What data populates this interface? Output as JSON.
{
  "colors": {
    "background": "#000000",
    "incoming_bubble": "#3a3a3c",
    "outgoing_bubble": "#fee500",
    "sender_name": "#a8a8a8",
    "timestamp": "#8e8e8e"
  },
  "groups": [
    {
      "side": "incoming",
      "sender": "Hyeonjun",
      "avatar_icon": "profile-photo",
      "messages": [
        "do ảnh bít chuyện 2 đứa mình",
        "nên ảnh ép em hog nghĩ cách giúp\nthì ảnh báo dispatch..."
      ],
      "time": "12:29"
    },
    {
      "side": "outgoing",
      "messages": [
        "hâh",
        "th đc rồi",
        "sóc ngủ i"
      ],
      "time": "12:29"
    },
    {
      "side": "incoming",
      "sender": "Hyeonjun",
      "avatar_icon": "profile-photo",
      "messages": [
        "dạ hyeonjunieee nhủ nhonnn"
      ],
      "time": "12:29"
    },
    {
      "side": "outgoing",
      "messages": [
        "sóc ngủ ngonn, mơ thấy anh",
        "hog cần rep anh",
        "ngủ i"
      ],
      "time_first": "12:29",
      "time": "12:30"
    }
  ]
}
---------------
**The task:** Repeat all of the records above exactly as written.

**Task solution:**
What data populates this interface? Output as JSON.
{
  "colors": {
    "background": "#000000",
    "incoming_bubble": "#3a3a3c",
    "outgoing_bubble": "#fee500",
    "sender_name": "#a8a8a8",
    "timestamp": "#8e8e8e"
  },
  "groups": [
    {
      "side": "incoming",
      "sender": "Hyeonjun",
      "avatar_icon": "profile-photo",
      "messages": [
        "do ảnh bít chuyện 2 đứa mình",
        "nên ảnh ép em hog nghĩ cách giúp\nthì ảnh báo dispatch..."
      ],
      "time": "12:29"
    },
    {
      "side": "outgoing",
      "messages": [
        "hâh",
        "th đc rồi",
        "sóc ngủ i"
      ],
      "time": "12:29"
    },
    {
      "side": "incoming",
      "sender": "Hyeonjun",
      "avatar_icon": "profile-photo",
      "messages": [
        "dạ hyeonjunieee nhủ nhonnn"
      ],
      "time": "12:29"
    },
    {
      "side": "outgoing",
      "messages": [
        "sóc ngủ ngonn, mơ thấy anh",
        "hog cần rep anh",
        "ngủ i"
      ],
      "time_first": "12:29",
      "time": "12:30"
    }
  ]
}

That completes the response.